- **What you have to do**:
How many of the lines that follow contain the word "title"? Give only the number.

* Start *

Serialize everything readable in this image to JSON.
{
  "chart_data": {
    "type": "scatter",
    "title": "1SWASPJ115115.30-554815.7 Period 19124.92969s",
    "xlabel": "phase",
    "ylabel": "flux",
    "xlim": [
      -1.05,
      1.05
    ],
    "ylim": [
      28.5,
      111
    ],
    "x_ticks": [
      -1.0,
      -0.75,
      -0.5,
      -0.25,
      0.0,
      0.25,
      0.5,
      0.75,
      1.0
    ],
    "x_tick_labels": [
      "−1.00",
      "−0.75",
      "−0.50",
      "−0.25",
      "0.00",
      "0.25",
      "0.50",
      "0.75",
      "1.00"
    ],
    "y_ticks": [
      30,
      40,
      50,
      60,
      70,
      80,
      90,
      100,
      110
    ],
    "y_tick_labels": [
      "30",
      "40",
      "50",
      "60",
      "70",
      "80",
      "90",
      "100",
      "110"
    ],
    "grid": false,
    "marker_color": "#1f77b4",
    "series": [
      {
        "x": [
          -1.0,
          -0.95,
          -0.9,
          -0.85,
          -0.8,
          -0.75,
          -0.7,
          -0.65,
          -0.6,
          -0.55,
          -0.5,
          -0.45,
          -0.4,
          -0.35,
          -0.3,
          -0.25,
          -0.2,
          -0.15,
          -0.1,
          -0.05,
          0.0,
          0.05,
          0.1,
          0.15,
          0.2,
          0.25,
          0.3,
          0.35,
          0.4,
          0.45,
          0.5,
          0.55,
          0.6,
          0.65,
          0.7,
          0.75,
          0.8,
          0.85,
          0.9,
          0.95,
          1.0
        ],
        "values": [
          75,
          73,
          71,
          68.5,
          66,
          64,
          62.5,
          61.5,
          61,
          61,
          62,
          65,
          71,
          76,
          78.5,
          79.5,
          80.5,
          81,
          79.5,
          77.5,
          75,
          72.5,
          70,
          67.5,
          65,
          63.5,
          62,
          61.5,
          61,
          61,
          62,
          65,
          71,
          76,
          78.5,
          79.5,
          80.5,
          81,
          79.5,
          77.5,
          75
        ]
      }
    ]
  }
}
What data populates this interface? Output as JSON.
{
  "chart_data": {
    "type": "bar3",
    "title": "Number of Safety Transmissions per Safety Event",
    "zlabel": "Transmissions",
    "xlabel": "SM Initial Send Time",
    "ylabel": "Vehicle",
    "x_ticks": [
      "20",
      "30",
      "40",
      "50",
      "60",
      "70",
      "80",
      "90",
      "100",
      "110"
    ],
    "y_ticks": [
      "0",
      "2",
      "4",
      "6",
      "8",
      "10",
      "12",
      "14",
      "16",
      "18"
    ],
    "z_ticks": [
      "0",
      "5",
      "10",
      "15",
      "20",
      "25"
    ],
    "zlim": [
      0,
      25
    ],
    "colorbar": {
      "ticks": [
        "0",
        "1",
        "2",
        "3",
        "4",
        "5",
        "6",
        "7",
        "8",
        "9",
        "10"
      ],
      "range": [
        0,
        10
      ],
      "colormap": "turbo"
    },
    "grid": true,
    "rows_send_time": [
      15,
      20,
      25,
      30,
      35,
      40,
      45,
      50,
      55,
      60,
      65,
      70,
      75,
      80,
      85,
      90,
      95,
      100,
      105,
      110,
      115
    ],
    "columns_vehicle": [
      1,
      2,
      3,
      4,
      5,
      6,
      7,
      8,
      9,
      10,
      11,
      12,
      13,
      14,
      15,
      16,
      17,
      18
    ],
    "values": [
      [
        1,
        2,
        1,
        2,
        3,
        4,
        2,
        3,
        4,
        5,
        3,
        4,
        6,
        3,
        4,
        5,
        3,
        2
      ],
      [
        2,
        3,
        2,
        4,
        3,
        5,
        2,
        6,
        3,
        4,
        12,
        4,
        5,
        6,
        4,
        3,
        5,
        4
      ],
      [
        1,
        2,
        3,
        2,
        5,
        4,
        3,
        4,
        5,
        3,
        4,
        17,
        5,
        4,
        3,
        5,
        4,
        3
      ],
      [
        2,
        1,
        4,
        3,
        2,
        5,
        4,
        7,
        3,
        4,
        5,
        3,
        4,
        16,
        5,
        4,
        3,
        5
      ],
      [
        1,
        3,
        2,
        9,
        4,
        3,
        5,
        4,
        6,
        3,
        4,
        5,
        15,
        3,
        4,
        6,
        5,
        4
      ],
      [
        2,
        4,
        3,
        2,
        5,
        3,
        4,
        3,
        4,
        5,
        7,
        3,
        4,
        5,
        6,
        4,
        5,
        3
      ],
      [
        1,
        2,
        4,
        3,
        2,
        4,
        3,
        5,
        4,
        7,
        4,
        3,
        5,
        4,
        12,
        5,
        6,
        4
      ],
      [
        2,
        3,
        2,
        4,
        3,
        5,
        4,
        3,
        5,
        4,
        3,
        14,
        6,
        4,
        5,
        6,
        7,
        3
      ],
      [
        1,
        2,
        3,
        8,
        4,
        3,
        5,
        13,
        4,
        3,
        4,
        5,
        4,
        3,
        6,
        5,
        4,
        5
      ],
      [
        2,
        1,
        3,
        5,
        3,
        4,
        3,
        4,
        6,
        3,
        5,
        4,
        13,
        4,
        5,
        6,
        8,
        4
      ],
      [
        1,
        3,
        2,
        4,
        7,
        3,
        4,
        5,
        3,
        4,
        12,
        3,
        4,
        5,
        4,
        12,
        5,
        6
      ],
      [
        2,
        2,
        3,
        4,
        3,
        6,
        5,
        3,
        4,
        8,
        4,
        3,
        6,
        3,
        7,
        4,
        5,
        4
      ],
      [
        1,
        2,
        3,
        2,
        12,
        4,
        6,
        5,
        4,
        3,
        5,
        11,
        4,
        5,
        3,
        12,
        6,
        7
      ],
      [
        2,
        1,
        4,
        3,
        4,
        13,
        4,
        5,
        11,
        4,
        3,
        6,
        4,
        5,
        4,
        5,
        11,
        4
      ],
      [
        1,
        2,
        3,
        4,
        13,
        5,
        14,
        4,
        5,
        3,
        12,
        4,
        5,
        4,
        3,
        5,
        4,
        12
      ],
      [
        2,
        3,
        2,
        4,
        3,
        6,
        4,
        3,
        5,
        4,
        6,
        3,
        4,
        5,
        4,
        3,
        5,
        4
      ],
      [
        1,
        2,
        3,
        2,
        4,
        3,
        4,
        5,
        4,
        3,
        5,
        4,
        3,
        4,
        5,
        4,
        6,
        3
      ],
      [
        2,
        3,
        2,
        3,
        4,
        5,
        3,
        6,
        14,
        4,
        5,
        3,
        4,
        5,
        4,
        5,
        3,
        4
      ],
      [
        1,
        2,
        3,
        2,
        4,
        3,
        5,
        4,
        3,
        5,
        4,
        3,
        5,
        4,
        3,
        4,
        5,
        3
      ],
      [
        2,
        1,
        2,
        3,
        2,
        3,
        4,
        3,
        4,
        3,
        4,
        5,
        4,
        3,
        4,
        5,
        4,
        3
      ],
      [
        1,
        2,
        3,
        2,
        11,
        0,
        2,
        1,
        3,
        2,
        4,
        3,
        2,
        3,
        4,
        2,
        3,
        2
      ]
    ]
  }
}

* End *

- **Written response**:
2